_Records shown_
• • • • • • •

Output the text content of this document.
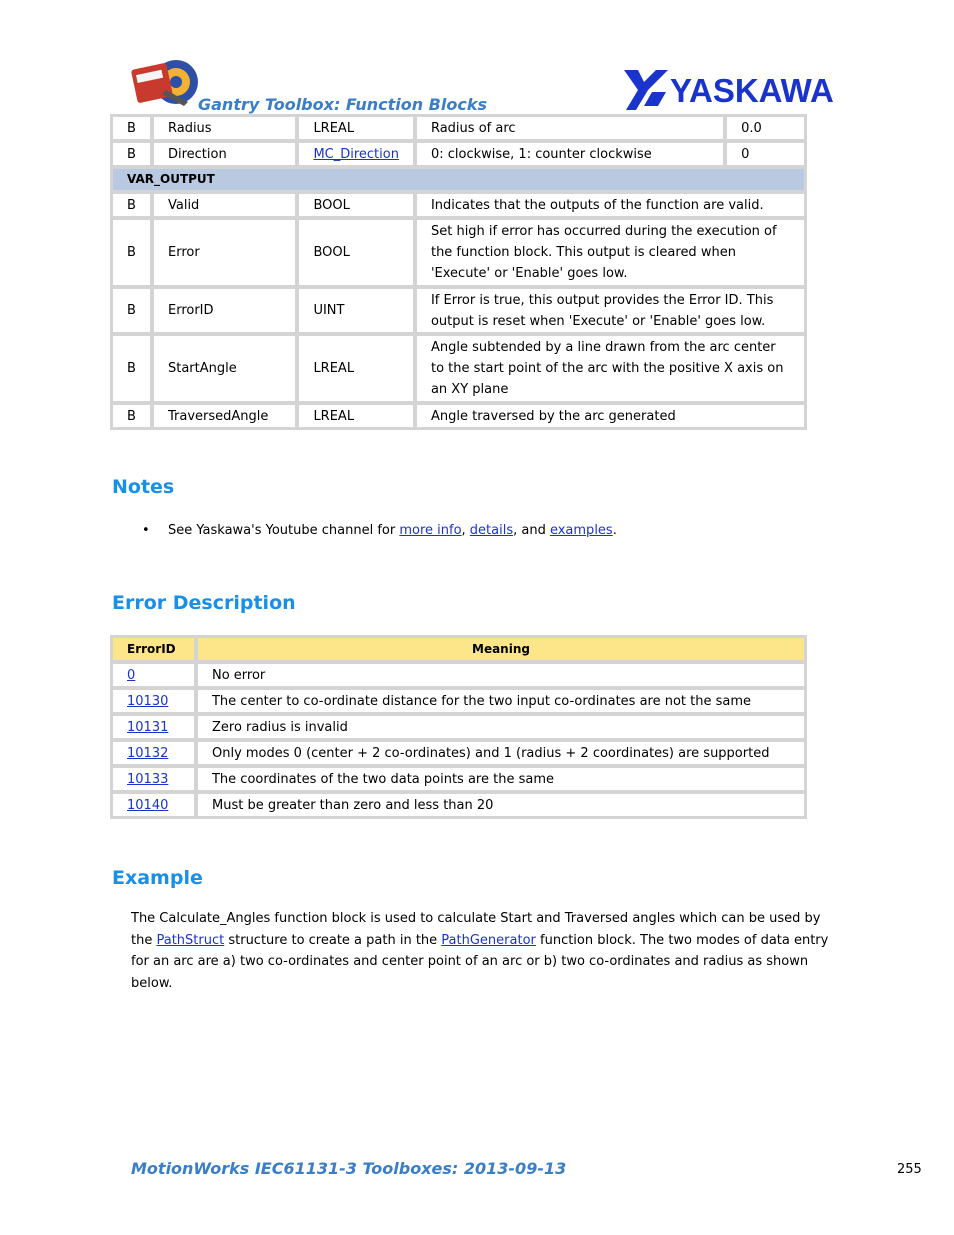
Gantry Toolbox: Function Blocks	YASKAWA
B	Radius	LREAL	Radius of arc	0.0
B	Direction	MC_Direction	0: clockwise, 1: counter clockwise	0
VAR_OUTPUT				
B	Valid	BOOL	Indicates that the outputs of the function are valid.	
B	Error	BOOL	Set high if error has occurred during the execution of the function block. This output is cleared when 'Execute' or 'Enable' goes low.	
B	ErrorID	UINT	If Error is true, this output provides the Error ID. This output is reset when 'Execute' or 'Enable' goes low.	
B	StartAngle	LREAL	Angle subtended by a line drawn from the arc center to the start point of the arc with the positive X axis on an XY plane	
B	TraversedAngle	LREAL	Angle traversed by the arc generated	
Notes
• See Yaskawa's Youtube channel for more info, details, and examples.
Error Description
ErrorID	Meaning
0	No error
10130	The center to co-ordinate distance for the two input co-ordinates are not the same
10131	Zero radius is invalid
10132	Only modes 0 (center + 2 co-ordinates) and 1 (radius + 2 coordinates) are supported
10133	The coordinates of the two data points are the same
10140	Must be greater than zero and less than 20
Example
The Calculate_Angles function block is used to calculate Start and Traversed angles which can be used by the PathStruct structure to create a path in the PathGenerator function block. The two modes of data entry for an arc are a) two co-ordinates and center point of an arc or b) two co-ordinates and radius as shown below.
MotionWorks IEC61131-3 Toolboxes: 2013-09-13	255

• • • • • • •

_Goal of the exercise_
Check the data for the word "same" and pull out the lines that have it.

_The answer_
10130	The center to co-ordinate distance for the two input co-ordinates are not the same
10133	The coordinates of the two data points are the same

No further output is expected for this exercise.